- What you have to do -
Every record must appear in your copy exactly as written, with no pictures.

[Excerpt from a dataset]
_ _ _ _ _ _ _

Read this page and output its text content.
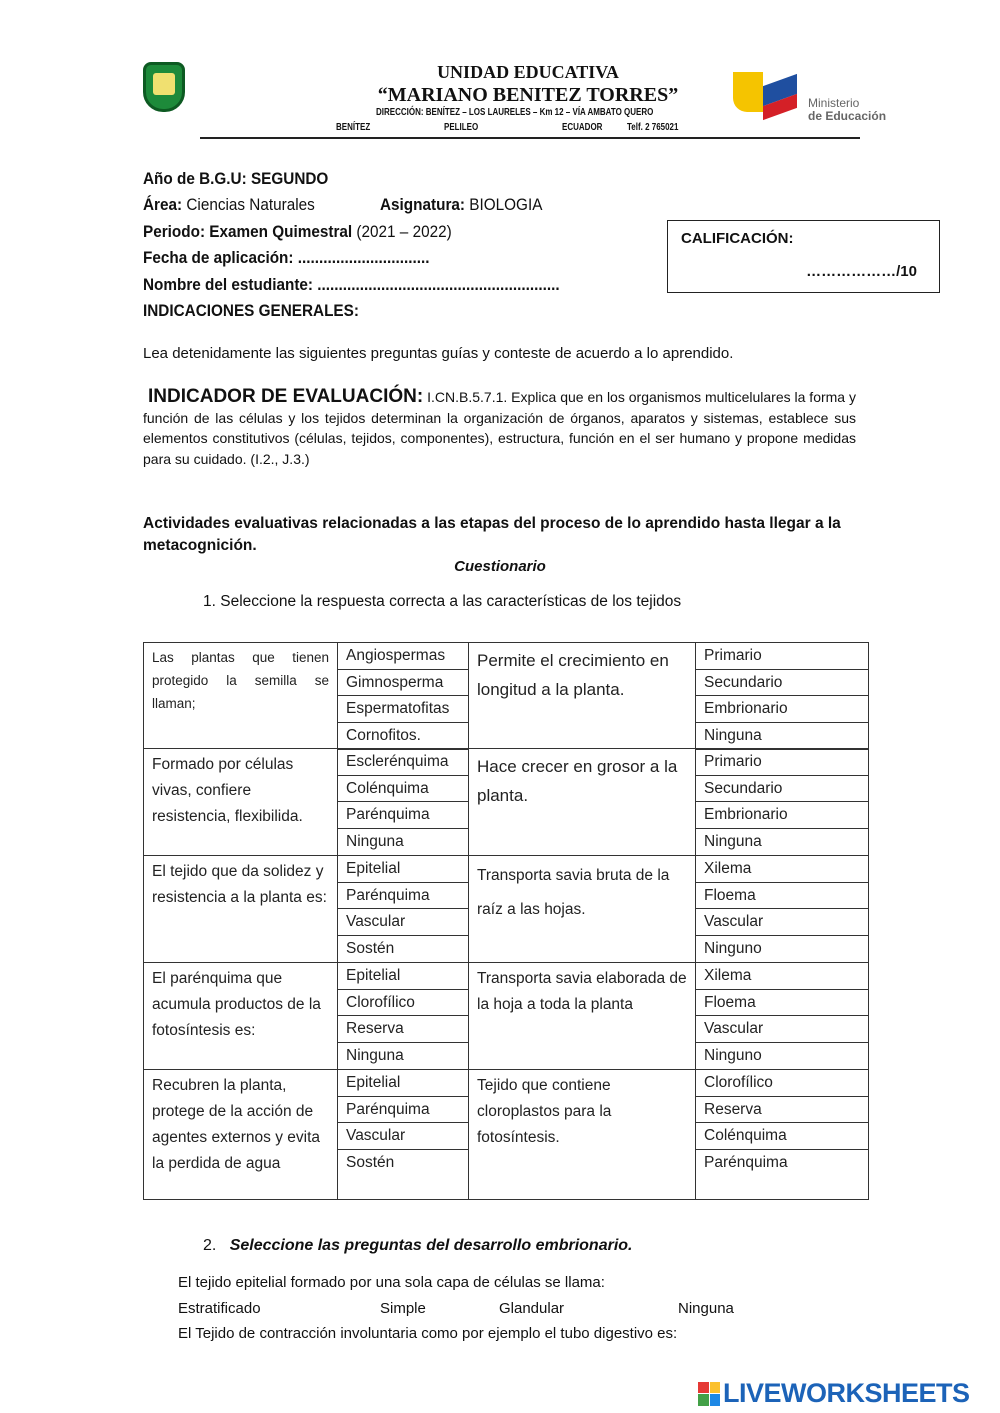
UNIDAD EDUCATIVA
“MARIANO BENITEZ TORRES”
DIRECCIÓN: BENÍTEZ – LOS LAURELES – Km 12 – VÍA AMBATO QUERO
BENÍTEZ	PELILEO	ECUADOR Telf. 2 765021
Ministerio
de Educación
Año de B.G.U: SEGUNDO
Área: Ciencias Naturales	Asignatura: BIOLOGIA
Periodo: Examen Quimestral (2021 – 2022)
Fecha de aplicación: ...............................
Nombre del estudiante: .........................................................
INDICACIONES GENERALES:
CALIFICACIÓN:
………………/10
Lea detenidamente las siguientes preguntas guías y conteste de acuerdo a lo aprendido.
INDICADOR DE EVALUACIÓN: I.CN.B.5.7.1. Explica que en los organismos multicelulares la forma y función de las células y los tejidos determinan la organización de órganos, aparatos y sistemas, establece sus elementos constitutivos (células, tejidos, componentes), estructura, función en el ser humano y propone medidas para su cuidado. (I.2., J.3.)
Actividades evaluativas relacionadas a las etapas del proceso de lo aprendido hasta llegar a la metacognición.
Cuestionario
1. Seleccione la respuesta correcta a las características de los tejidos
Las plantas que tienen protegido la semilla se llaman;
Permite el crecimiento en longitud a la planta.
Angiospermas	Primario
Gimnosperma	Secundario
Espermatofitas	Embrionario
Cornofitos.	Ninguna
Formado por células vivas, confiere resistencia, flexibilida.
Hace crecer en grosor a la planta.
Esclerénquima	Primario
Colénquima	Secundario
Parénquima	Embrionario
Ninguna	Ninguna
El tejido que da solidez y resistencia a la planta es:
Transporta savia bruta de la raíz a las hojas.
Epitelial	Xilema
Parénquima	Floema
Vascular	Vascular
Sostén	Ninguno
El parénquima que acumula productos de la fotosíntesis es:
Transporta savia elaborada de la hoja a toda la planta
Epitelial	Xilema
Clorofílico	Floema
Reserva	Vascular
Ninguna	Ninguno
Recubren la planta, protege de la acción de agentes externos y evita la perdida de agua
Tejido que contiene cloroplastos para la fotosíntesis.
Epitelial	Clorofílico
Parénquima	Reserva
Vascular	Colénquima
Sostén	Parénquima
2. Seleccione las preguntas del desarrollo embrionario.
El tejido epitelial formado por una sola capa de células se llama:
Estratificado	Simple	Glandular	Ninguna
El Tejido de contracción involuntaria como por ejemplo el tubo digestivo es:
LIVEWORKSHEETS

_ _ _ _ _ _ _

- Task answer -
Read this page and output its text content.
UNIDAD EDUCATIVA
“MARIANO BENITEZ TORRES”
DIRECCIÓN: BENÍTEZ – LOS LAURELES – Km 12 – VÍA AMBATO QUERO
BENÍTEZ	PELILEO	ECUADOR Telf. 2 765021
Ministerio
de Educación
Año de B.G.U: SEGUNDO
Área: Ciencias Naturales	Asignatura: BIOLOGIA
Periodo: Examen Quimestral (2021 – 2022)
Fecha de aplicación: ...............................
Nombre del estudiante: .........................................................
INDICACIONES GENERALES:
CALIFICACIÓN:
………………/10
Lea detenidamente las siguientes preguntas guías y conteste de acuerdo a lo aprendido.
INDICADOR DE EVALUACIÓN: I.CN.B.5.7.1. Explica que en los organismos multicelulares la forma y función de las células y los tejidos determinan la organización de órganos, aparatos y sistemas, establece sus elementos constitutivos (células, tejidos, componentes), estructura, función en el ser humano y propone medidas para su cuidado. (I.2., J.3.)
Actividades evaluativas relacionadas a las etapas del proceso de lo aprendido hasta llegar a la metacognición.
Cuestionario
1. Seleccione la respuesta correcta a las características de los tejidos
Las plantas que tienen protegido la semilla se llaman;
Permite el crecimiento en longitud a la planta.
Angiospermas	Primario
Gimnosperma	Secundario
Espermatofitas	Embrionario
Cornofitos.	Ninguna
Formado por células vivas, confiere resistencia, flexibilida.
Hace crecer en grosor a la planta.
Esclerénquima	Primario
Colénquima	Secundario
Parénquima	Embrionario
Ninguna	Ninguna
El tejido que da solidez y resistencia a la planta es:
Transporta savia bruta de la raíz a las hojas.
Epitelial	Xilema
Parénquima	Floema
Vascular	Vascular
Sostén	Ninguno
El parénquima que acumula productos de la fotosíntesis es:
Transporta savia elaborada de la hoja a toda la planta
Epitelial	Xilema
Clorofílico	Floema
Reserva	Vascular
Ninguna	Ninguno
Recubren la planta, protege de la acción de agentes externos y evita la perdida de agua
Tejido que contiene cloroplastos para la fotosíntesis.
Epitelial	Clorofílico
Parénquima	Reserva
Vascular	Colénquima
Sostén	Parénquima
2. Seleccione las preguntas del desarrollo embrionario.
El tejido epitelial formado por una sola capa de células se llama:
Estratificado	Simple	Glandular	Ninguna
El Tejido de contracción involuntaria como por ejemplo el tubo digestivo es:
LIVEWORKSHEETS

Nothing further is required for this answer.